--- begin ---
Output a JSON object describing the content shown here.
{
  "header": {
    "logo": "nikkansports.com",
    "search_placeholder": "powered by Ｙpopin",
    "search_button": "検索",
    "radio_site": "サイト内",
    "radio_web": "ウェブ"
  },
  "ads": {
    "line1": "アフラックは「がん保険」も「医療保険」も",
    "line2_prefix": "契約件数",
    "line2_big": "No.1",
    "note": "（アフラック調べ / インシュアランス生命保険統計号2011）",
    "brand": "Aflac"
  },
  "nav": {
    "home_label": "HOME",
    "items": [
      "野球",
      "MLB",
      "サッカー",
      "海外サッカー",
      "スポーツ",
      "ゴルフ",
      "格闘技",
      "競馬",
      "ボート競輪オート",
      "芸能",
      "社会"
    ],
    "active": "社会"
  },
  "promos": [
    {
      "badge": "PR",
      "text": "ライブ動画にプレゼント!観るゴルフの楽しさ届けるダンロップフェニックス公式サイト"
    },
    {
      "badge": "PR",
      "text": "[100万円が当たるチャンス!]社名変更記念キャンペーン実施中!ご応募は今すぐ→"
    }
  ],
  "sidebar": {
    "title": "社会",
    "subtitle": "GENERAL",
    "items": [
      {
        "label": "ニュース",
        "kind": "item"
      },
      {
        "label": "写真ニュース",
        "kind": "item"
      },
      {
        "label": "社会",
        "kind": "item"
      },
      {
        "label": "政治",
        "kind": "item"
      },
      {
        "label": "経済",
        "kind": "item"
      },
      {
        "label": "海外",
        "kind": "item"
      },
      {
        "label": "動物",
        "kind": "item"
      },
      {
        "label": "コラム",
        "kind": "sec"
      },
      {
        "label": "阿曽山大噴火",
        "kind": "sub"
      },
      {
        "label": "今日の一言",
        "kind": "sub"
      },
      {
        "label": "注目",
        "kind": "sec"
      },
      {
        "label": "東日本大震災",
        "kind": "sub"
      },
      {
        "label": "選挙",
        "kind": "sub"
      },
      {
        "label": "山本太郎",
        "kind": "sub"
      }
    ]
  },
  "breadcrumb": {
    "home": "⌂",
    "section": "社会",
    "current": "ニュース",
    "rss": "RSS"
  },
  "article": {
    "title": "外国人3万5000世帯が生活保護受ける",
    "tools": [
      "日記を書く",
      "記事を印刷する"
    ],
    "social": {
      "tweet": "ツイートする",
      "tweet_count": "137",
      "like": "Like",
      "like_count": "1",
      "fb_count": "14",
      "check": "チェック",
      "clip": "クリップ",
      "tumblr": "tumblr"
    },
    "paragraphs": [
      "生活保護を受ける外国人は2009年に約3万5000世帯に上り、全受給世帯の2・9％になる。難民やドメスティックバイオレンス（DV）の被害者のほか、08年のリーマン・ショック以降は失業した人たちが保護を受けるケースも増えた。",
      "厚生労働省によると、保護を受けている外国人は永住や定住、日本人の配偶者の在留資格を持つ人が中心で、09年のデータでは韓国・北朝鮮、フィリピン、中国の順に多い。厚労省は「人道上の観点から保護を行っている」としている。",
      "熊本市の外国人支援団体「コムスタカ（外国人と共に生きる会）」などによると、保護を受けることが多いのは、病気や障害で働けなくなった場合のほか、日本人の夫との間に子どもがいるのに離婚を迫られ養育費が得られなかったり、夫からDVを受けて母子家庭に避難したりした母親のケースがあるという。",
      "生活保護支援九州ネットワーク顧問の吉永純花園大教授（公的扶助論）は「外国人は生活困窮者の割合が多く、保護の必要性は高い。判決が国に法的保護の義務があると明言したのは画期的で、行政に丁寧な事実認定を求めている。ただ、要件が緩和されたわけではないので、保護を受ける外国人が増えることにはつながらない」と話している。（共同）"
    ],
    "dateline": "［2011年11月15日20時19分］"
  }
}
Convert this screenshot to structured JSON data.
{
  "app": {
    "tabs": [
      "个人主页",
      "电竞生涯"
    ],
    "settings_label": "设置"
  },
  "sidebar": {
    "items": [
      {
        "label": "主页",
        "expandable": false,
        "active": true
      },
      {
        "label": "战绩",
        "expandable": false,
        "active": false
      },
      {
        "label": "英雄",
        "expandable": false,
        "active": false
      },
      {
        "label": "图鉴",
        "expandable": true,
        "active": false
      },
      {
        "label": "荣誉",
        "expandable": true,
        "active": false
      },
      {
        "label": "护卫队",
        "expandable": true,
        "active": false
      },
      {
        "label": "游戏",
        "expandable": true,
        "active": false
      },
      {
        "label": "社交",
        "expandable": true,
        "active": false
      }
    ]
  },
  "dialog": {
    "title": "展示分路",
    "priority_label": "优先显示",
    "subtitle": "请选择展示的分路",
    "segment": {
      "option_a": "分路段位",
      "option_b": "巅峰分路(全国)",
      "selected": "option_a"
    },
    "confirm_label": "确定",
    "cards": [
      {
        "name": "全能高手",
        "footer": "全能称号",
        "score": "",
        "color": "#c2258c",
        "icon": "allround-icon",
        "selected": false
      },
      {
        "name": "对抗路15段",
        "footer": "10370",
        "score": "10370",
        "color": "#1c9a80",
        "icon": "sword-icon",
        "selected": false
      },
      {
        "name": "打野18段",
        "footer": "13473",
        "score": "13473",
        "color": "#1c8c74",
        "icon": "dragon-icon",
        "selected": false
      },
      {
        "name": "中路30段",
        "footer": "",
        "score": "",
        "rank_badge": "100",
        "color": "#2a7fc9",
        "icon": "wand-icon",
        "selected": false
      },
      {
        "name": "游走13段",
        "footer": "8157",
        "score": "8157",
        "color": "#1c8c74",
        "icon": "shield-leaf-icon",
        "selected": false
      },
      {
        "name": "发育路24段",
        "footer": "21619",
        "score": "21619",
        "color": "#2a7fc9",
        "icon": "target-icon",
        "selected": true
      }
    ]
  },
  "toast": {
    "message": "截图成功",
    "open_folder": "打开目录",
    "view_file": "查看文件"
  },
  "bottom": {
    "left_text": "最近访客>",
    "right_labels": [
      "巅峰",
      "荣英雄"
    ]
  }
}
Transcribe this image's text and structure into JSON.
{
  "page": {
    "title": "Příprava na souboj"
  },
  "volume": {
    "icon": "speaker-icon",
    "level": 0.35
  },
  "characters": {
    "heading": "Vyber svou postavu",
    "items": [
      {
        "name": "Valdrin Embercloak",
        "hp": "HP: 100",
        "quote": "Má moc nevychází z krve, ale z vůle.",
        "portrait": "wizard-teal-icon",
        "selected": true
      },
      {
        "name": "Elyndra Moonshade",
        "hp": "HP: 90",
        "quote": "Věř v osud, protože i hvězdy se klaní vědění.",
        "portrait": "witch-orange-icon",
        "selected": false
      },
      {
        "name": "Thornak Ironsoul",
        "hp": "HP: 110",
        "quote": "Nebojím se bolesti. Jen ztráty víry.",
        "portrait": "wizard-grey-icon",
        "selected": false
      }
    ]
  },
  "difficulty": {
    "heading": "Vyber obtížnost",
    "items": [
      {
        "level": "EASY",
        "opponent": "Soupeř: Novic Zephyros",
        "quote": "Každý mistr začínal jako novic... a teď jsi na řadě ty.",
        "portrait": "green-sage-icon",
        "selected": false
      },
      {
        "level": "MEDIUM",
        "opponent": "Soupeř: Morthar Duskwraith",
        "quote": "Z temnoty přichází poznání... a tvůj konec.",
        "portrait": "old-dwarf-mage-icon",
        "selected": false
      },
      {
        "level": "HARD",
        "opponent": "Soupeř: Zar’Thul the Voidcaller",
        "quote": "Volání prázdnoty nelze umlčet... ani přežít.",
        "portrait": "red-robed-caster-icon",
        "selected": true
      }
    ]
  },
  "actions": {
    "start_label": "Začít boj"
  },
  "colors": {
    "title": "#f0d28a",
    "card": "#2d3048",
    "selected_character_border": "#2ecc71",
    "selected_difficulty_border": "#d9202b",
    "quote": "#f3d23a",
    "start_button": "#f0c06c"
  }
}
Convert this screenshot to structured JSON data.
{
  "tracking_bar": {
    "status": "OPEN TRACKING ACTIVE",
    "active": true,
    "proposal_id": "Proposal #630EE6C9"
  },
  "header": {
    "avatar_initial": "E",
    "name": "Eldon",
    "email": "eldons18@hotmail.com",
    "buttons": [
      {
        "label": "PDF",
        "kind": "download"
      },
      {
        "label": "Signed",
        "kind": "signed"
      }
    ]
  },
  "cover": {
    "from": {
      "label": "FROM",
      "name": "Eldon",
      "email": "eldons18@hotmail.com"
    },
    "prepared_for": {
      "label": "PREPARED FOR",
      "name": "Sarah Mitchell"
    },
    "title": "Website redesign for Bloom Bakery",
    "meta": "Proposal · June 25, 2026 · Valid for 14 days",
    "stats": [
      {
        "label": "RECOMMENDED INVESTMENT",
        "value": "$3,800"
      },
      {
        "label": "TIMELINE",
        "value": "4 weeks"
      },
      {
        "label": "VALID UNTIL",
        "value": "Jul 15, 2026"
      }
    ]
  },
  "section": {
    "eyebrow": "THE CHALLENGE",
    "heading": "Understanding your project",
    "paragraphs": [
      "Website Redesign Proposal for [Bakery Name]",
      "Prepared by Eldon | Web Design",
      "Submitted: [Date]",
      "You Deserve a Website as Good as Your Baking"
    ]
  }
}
--- end ---
• _Exercise requirements_:
Report the number of lines in the entries above that include the string "Vyber". Give nothing but the number.

• _Written answer_:
2